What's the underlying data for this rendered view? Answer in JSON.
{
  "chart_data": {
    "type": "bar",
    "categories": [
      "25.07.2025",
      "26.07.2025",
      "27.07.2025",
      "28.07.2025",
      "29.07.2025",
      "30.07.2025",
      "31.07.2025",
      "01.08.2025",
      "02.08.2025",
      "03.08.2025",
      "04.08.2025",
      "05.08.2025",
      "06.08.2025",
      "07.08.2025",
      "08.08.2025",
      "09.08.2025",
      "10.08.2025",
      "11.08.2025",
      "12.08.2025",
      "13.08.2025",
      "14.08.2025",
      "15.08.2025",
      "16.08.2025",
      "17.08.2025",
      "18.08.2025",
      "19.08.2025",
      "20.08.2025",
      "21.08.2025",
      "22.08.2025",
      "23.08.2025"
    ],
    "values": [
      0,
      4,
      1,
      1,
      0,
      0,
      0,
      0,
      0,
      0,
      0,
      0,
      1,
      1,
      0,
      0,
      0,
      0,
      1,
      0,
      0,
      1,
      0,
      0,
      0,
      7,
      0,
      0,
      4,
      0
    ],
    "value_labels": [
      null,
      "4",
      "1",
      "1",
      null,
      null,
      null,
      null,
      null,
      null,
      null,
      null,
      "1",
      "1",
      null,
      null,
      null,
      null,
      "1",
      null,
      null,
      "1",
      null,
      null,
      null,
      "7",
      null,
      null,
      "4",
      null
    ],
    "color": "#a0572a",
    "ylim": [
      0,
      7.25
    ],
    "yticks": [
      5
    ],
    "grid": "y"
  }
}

==*==

[What you need to do]:
Set down the listing in full, keeping every word exactly as it is.

[Final answer]:
What's the underlying data for this rendered view? Answer in JSON.
{
  "chart_data": {
    "type": "bar",
    "categories": [
      "25.07.2025",
      "26.07.2025",
      "27.07.2025",
      "28.07.2025",
      "29.07.2025",
      "30.07.2025",
      "31.07.2025",
      "01.08.2025",
      "02.08.2025",
      "03.08.2025",
      "04.08.2025",
      "05.08.2025",
      "06.08.2025",
      "07.08.2025",
      "08.08.2025",
      "09.08.2025",
      "10.08.2025",
      "11.08.2025",
      "12.08.2025",
      "13.08.2025",
      "14.08.2025",
      "15.08.2025",
      "16.08.2025",
      "17.08.2025",
      "18.08.2025",
      "19.08.2025",
      "20.08.2025",
      "21.08.2025",
      "22.08.2025",
      "23.08.2025"
    ],
    "values": [
      0,
      4,
      1,
      1,
      0,
      0,
      0,
      0,
      0,
      0,
      0,
      0,
      1,
      1,
      0,
      0,
      0,
      0,
      1,
      0,
      0,
      1,
      0,
      0,
      0,
      7,
      0,
      0,
      4,
      0
    ],
    "value_labels": [
      null,
      "4",
      "1",
      "1",
      null,
      null,
      null,
      null,
      null,
      null,
      null,
      null,
      "1",
      "1",
      null,
      null,
      null,
      null,
      "1",
      null,
      null,
      "1",
      null,
      null,
      null,
      "7",
      null,
      null,
      "4",
      null
    ],
    "color": "#a0572a",
    "ylim": [
      0,
      7.25
    ],
    "yticks": [
      5
    ],
    "grid": "y"
  }
}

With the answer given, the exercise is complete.